## EXTRACT PROVIDED:
+ + +

February 19, 2019

...Learn TDD with Codemanship

When Should New Programmers Be Introduced To Code Craft?

When I look back at my journey to becoming a software developer, and talk to many others who have made similar journeys, it strikes me that there was a point fairly early on when I could really have benefitted from a bit of code craft.

Programs of a few dozen lines like I used to cobble together on my Mattel Aquarius and Commodore 64 probably don't need automated tests or refactoring or a CI server.

But as I grew more confident with code, and the amount of main memory and disk space grew from kilobytes to megabytes, my hobby projects grew too from dozens of lines to hundreds to thousands.

During my coding adolescence I really could have used some automated unit tests. My code really would have benefitted from being simpler and clearer. It really would have helped to break things down into smaller, more modular chunks. It really would have made a difference if my code hadn't repeated itself quite so much. (When I discovered Copy & Paste in Turbo Pascal, I was like a kid who'd found his Dad's gun.) And it would have really, really helped if I'd used version control.

Without those foundational things, my programs experienced growing pains. As with all adolescents, there ought to be a time to take programmers aside and explain the Facts of Code:

1. You'll be spending most of your time trying to understand code, and that includes code you wrote.

+ + +

## DATA:
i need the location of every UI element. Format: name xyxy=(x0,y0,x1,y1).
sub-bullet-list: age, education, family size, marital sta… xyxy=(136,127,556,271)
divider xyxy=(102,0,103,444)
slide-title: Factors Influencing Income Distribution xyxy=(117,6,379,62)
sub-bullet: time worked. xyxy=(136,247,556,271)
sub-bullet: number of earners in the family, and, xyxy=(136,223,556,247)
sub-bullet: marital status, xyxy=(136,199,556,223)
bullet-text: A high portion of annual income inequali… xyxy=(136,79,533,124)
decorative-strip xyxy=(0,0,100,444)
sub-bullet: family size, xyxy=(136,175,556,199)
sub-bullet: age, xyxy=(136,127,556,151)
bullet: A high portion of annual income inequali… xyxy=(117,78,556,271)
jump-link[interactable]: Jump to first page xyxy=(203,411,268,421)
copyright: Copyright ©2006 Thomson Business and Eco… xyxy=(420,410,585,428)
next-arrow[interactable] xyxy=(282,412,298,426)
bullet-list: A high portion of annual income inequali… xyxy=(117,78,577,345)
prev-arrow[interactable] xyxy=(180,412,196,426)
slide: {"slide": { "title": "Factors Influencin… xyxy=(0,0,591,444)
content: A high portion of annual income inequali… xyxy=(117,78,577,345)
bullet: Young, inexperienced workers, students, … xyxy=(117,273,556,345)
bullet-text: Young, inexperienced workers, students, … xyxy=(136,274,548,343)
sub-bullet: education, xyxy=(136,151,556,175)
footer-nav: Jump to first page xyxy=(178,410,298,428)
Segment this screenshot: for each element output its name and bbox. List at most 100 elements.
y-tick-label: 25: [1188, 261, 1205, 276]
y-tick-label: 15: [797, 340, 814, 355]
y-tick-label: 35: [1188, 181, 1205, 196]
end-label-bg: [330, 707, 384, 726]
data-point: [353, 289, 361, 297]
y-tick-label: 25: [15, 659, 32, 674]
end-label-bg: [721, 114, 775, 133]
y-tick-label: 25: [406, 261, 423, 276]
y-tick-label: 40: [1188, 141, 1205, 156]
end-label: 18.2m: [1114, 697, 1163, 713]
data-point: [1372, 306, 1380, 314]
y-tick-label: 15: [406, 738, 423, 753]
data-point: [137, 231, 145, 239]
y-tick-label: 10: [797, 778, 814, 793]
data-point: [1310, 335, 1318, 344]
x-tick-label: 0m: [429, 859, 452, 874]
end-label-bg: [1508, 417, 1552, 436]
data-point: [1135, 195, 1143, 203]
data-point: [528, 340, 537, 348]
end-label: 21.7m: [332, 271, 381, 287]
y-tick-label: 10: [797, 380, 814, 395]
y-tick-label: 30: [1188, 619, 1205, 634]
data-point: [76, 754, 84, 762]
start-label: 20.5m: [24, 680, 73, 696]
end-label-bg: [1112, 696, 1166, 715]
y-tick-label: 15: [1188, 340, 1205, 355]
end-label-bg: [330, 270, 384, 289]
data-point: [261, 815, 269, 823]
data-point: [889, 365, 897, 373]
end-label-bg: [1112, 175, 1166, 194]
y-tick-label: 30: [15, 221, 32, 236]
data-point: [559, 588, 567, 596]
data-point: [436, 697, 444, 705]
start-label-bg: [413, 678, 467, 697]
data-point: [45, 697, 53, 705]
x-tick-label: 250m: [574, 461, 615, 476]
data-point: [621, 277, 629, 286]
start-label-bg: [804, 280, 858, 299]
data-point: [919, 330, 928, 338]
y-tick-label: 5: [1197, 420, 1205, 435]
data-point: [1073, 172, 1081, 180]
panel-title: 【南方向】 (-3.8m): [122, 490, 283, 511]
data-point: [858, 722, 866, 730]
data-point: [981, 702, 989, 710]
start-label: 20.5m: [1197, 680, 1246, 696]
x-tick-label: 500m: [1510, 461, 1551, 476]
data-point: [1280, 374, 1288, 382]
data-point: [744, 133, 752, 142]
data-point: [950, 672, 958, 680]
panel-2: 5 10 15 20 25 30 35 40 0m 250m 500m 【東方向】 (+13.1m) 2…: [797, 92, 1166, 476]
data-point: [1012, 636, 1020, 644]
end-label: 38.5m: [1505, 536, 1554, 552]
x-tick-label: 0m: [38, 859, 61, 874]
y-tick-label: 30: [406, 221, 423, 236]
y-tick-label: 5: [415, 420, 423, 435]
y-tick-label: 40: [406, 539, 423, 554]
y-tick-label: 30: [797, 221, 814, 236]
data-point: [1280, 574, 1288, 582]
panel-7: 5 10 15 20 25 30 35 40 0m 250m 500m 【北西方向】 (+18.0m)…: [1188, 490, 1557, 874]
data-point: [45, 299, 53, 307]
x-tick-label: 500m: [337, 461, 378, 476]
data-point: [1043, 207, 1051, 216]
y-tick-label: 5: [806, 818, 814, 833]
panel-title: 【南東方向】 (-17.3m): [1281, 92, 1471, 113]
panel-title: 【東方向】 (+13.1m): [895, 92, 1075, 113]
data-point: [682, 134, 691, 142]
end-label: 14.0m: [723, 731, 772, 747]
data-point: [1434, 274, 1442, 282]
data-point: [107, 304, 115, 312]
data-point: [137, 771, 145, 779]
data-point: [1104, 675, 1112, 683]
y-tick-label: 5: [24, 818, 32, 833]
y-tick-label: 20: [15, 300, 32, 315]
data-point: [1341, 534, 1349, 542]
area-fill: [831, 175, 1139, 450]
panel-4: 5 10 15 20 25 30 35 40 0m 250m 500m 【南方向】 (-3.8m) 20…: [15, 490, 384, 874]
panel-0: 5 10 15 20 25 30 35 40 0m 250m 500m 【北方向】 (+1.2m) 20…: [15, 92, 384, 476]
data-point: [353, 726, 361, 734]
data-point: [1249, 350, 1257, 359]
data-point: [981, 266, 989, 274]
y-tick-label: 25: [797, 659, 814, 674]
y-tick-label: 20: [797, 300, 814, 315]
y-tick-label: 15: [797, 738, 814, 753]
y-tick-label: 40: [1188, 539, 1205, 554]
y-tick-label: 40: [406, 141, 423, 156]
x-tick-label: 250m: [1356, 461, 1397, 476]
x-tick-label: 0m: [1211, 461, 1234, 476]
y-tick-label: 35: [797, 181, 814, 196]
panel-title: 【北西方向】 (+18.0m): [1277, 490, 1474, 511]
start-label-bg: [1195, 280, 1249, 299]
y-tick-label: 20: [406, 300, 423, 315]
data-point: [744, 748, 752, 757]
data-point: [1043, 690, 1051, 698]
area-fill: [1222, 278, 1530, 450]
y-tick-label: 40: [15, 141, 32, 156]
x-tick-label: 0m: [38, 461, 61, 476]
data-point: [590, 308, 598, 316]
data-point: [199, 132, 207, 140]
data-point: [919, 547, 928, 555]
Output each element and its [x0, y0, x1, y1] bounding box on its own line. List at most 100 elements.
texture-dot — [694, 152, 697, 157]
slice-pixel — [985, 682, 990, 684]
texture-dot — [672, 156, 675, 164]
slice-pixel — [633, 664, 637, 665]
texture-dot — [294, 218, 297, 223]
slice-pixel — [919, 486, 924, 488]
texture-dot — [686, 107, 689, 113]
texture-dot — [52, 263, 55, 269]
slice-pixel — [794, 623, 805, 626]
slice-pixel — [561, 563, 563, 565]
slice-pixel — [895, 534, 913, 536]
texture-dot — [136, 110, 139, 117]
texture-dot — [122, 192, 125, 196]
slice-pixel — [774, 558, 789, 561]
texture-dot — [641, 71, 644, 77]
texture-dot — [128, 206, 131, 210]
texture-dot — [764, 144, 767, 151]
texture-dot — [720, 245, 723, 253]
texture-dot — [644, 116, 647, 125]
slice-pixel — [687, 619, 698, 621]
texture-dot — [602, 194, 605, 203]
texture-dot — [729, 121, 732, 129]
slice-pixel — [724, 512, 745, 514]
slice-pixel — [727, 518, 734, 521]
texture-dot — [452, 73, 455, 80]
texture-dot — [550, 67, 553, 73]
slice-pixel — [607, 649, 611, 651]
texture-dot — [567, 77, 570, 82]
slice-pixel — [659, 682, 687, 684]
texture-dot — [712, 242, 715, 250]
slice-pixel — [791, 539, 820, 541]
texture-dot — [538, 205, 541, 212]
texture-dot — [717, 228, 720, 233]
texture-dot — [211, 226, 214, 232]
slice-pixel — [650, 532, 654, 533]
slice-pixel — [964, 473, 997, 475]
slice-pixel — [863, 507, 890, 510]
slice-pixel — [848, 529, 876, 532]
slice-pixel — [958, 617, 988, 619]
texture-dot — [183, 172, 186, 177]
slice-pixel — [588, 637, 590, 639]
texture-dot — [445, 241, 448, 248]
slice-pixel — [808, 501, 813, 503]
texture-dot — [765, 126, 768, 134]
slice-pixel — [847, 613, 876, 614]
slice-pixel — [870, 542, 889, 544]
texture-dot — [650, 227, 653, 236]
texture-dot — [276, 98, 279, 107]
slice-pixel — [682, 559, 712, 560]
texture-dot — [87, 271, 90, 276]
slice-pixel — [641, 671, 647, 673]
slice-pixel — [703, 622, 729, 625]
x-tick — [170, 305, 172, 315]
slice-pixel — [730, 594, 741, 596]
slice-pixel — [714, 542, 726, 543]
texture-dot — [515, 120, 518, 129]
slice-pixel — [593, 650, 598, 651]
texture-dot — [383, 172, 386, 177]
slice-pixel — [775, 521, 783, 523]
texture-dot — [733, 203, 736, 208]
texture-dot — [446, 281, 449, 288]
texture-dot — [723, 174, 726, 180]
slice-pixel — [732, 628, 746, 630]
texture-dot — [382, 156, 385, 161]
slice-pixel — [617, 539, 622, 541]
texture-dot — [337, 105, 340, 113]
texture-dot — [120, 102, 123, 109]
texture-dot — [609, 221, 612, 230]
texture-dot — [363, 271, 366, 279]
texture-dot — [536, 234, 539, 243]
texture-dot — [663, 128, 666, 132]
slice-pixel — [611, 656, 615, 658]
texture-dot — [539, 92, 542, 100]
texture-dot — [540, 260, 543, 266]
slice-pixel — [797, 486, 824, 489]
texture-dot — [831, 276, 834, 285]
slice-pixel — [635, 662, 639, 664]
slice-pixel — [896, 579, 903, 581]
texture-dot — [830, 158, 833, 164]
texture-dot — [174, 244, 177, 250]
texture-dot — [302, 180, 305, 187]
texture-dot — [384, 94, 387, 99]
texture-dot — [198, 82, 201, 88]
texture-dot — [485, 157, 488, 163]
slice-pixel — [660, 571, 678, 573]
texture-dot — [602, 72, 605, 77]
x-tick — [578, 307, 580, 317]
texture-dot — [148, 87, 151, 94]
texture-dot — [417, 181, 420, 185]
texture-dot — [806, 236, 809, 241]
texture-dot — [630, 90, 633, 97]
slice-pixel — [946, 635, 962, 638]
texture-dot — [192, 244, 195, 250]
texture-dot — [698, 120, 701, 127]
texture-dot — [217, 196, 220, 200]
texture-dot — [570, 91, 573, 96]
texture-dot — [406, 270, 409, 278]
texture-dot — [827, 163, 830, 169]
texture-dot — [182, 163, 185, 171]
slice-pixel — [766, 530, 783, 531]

+ + +

## EXERCISE:
Continue the post on when new programmers should learn code craft from where it stops, picking up after its first Fact of Code.

## TASK ANSWER:
2. Code gets real complicated real fast. All the "moving parts" are interconnected. You'd be surprised how many ways just a few lines of code can be broken.

3. Code will need to change many times, mostly because it takes many tries to build something good. It's all one big experiment.

4. Changing code often breaks code, including code you didn't even touch. Like I said, it's all interconnected.

5. The longer our code is broken, the longer it takes to fix. So much so that, after a while, all we seem to be doing is fixing code. That's no fun.

6. There'll be many times you're going to want to go back: to the last time your code worked, to the last time you were happy with the design, to see what was in the code in that version that the user reported a bug in, etc

7. Just because it worked on your computer doesn't mean it'll work on someone else's

8. Just because you think it's good, it doesn't mean end users will

Whether you're coding for fun or for money - above a basic level of complexity - these things are almost always true of the code we write.

Writing computer programs can be fun and rewarding. Burning the midnight oil banging your head against the wall and crying "Why isn't it working?!" or having to write reams of code all over again because you totally borked it and your last back-up was 24 hours ago... not so much.

I would have had more fun and got more done if I'd kept my code clean, if I'd beeen able to re-test it speedily, and if I'd beeen able to go back to any point in its evolution easily. And when I started my professional career, I have no doubt at all that I would have written better software, and got more done. I'm 100% sure of that.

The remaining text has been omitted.